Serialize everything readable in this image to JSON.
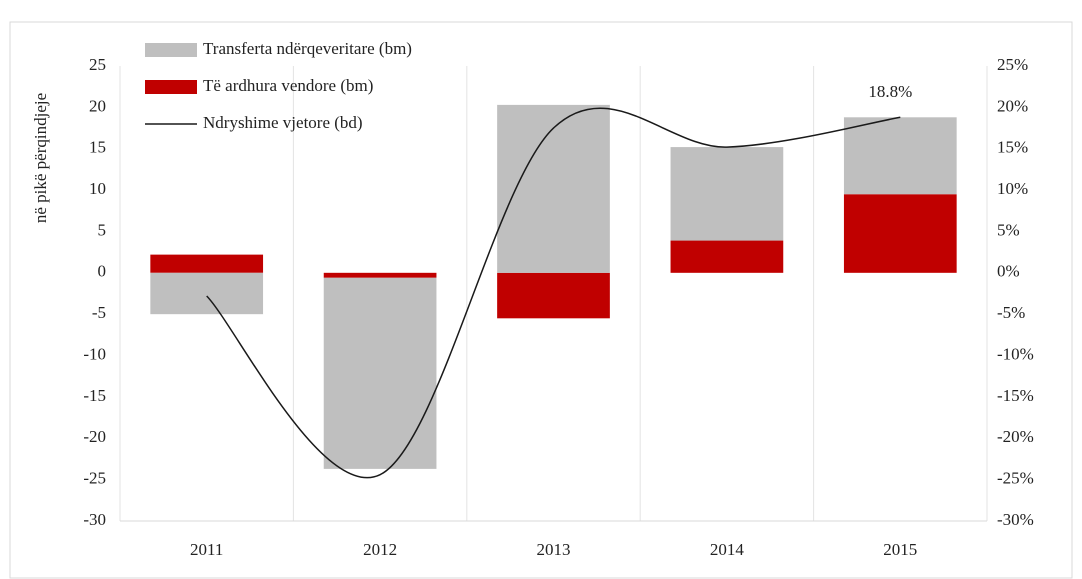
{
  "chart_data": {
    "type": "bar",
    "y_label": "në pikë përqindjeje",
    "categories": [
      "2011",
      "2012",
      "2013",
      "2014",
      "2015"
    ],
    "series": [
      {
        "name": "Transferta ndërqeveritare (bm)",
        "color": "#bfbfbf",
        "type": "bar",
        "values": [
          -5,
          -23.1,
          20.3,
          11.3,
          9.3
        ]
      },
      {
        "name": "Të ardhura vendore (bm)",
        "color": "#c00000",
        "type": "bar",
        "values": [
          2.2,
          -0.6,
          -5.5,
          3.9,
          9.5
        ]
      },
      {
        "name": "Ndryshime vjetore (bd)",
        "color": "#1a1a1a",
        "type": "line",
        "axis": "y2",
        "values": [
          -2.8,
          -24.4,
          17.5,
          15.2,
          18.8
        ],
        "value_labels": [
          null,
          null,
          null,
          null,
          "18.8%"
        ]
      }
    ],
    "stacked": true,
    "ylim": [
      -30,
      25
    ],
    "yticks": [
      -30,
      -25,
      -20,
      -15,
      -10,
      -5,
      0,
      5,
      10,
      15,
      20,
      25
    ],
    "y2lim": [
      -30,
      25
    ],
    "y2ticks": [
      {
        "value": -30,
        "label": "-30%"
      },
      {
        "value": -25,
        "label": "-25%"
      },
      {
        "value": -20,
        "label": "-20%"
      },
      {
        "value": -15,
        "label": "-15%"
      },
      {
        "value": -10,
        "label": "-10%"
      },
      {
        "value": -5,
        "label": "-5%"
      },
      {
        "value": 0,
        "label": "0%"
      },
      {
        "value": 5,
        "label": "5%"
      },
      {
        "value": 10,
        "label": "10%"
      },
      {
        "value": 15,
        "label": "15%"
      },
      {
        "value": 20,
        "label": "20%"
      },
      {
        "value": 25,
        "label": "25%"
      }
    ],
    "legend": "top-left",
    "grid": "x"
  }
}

What the exercise asks: The records above must be transcribed exactly. Pictures are left out of the copy.

Output for this exercise:
Serialize everything readable in this image to JSON.
{
  "chart_data": {
    "type": "bar",
    "y_label": "në pikë përqindjeje",
    "categories": [
      "2011",
      "2012",
      "2013",
      "2014",
      "2015"
    ],
    "series": [
      {
        "name": "Transferta ndërqeveritare (bm)",
        "color": "#bfbfbf",
        "type": "bar",
        "values": [
          -5,
          -23.1,
          20.3,
          11.3,
          9.3
        ]
      },
      {
        "name": "Të ardhura vendore (bm)",
        "color": "#c00000",
        "type": "bar",
        "values": [
          2.2,
          -0.6,
          -5.5,
          3.9,
          9.5
        ]
      },
      {
        "name": "Ndryshime vjetore (bd)",
        "color": "#1a1a1a",
        "type": "line",
        "axis": "y2",
        "values": [
          -2.8,
          -24.4,
          17.5,
          15.2,
          18.8
        ],
        "value_labels": [
          null,
          null,
          null,
          null,
          "18.8%"
        ]
      }
    ],
    "stacked": true,
    "ylim": [
      -30,
      25
    ],
    "yticks": [
      -30,
      -25,
      -20,
      -15,
      -10,
      -5,
      0,
      5,
      10,
      15,
      20,
      25
    ],
    "y2lim": [
      -30,
      25
    ],
    "y2ticks": [
      {
        "value": -30,
        "label": "-30%"
      },
      {
        "value": -25,
        "label": "-25%"
      },
      {
        "value": -20,
        "label": "-20%"
      },
      {
        "value": -15,
        "label": "-15%"
      },
      {
        "value": -10,
        "label": "-10%"
      },
      {
        "value": -5,
        "label": "-5%"
      },
      {
        "value": 0,
        "label": "0%"
      },
      {
        "value": 5,
        "label": "5%"
      },
      {
        "value": 10,
        "label": "10%"
      },
      {
        "value": 15,
        "label": "15%"
      },
      {
        "value": 20,
        "label": "20%"
      },
      {
        "value": 25,
        "label": "25%"
      }
    ],
    "legend": "top-left",
    "grid": "x"
  }
}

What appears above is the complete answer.